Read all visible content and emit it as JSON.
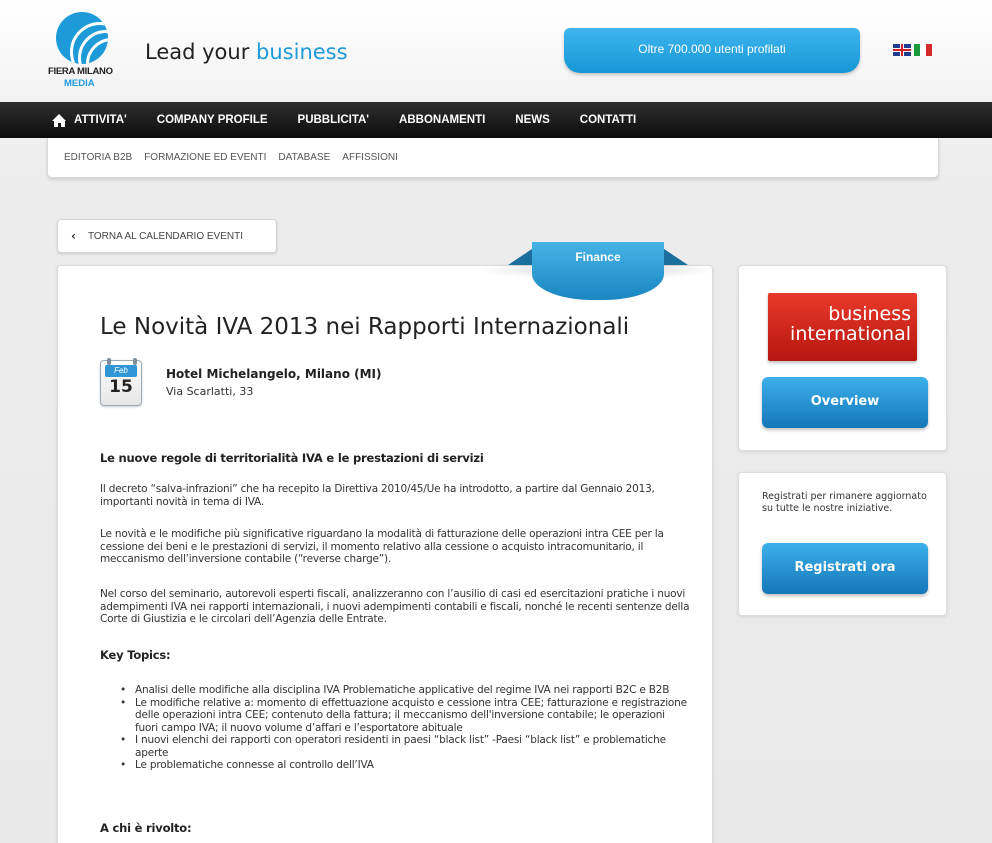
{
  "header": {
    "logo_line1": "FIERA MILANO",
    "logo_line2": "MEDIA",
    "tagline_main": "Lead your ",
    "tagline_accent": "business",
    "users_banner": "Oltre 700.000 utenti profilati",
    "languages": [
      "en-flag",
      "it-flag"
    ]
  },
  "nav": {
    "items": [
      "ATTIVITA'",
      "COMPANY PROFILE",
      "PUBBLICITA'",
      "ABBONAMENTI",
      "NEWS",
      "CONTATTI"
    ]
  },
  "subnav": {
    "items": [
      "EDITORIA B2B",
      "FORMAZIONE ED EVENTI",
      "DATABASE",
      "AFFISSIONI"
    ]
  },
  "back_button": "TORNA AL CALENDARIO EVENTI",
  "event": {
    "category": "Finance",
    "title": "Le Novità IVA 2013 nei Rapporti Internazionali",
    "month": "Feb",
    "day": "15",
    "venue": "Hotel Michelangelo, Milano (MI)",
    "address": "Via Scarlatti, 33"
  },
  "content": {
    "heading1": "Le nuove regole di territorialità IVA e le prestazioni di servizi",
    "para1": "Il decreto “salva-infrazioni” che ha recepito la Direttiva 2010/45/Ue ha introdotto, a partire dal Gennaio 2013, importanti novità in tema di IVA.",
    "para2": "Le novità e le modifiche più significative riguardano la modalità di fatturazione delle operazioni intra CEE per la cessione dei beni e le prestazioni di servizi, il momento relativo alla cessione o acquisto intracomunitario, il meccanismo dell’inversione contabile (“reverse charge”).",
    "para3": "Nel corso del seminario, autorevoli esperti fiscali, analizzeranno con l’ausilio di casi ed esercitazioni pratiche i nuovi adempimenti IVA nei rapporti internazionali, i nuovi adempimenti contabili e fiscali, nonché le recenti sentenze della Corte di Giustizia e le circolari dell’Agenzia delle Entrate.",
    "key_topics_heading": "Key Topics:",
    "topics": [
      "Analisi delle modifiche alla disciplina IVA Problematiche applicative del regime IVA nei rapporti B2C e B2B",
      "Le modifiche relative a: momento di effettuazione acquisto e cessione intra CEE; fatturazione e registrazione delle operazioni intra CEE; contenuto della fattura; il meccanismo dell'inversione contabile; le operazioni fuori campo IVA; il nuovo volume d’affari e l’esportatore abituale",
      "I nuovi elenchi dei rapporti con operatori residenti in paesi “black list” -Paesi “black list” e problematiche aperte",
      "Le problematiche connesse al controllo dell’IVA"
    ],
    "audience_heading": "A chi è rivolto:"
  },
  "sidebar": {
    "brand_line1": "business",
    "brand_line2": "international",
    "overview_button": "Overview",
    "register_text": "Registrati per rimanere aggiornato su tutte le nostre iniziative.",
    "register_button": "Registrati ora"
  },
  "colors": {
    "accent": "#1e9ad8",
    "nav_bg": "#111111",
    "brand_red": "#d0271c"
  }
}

====

▶ [Your task]:
Give back every line exactly as it stands, pictures excluded.

▶ [Solution to this problem]:
Read all visible content and emit it as JSON.
{
  "header": {
    "logo_line1": "FIERA MILANO",
    "logo_line2": "MEDIA",
    "tagline_main": "Lead your ",
    "tagline_accent": "business",
    "users_banner": "Oltre 700.000 utenti profilati",
    "languages": [
      "en-flag",
      "it-flag"
    ]
  },
  "nav": {
    "items": [
      "ATTIVITA'",
      "COMPANY PROFILE",
      "PUBBLICITA'",
      "ABBONAMENTI",
      "NEWS",
      "CONTATTI"
    ]
  },
  "subnav": {
    "items": [
      "EDITORIA B2B",
      "FORMAZIONE ED EVENTI",
      "DATABASE",
      "AFFISSIONI"
    ]
  },
  "back_button": "TORNA AL CALENDARIO EVENTI",
  "event": {
    "category": "Finance",
    "title": "Le Novità IVA 2013 nei Rapporti Internazionali",
    "month": "Feb",
    "day": "15",
    "venue": "Hotel Michelangelo, Milano (MI)",
    "address": "Via Scarlatti, 33"
  },
  "content": {
    "heading1": "Le nuove regole di territorialità IVA e le prestazioni di servizi",
    "para1": "Il decreto “salva-infrazioni” che ha recepito la Direttiva 2010/45/Ue ha introdotto, a partire dal Gennaio 2013, importanti novità in tema di IVA.",
    "para2": "Le novità e le modifiche più significative riguardano la modalità di fatturazione delle operazioni intra CEE per la cessione dei beni e le prestazioni di servizi, il momento relativo alla cessione o acquisto intracomunitario, il meccanismo dell’inversione contabile (“reverse charge”).",
    "para3": "Nel corso del seminario, autorevoli esperti fiscali, analizzeranno con l’ausilio di casi ed esercitazioni pratiche i nuovi adempimenti IVA nei rapporti internazionali, i nuovi adempimenti contabili e fiscali, nonché le recenti sentenze della Corte di Giustizia e le circolari dell’Agenzia delle Entrate.",
    "key_topics_heading": "Key Topics:",
    "topics": [
      "Analisi delle modifiche alla disciplina IVA Problematiche applicative del regime IVA nei rapporti B2C e B2B",
      "Le modifiche relative a: momento di effettuazione acquisto e cessione intra CEE; fatturazione e registrazione delle operazioni intra CEE; contenuto della fattura; il meccanismo dell'inversione contabile; le operazioni fuori campo IVA; il nuovo volume d’affari e l’esportatore abituale",
      "I nuovi elenchi dei rapporti con operatori residenti in paesi “black list” -Paesi “black list” e problematiche aperte",
      "Le problematiche connesse al controllo dell’IVA"
    ],
    "audience_heading": "A chi è rivolto:"
  },
  "sidebar": {
    "brand_line1": "business",
    "brand_line2": "international",
    "overview_button": "Overview",
    "register_text": "Registrati per rimanere aggiornato su tutte le nostre iniziative.",
    "register_button": "Registrati ora"
  },
  "colors": {
    "accent": "#1e9ad8",
    "nav_bg": "#111111",
    "brand_red": "#d0271c"
  }
}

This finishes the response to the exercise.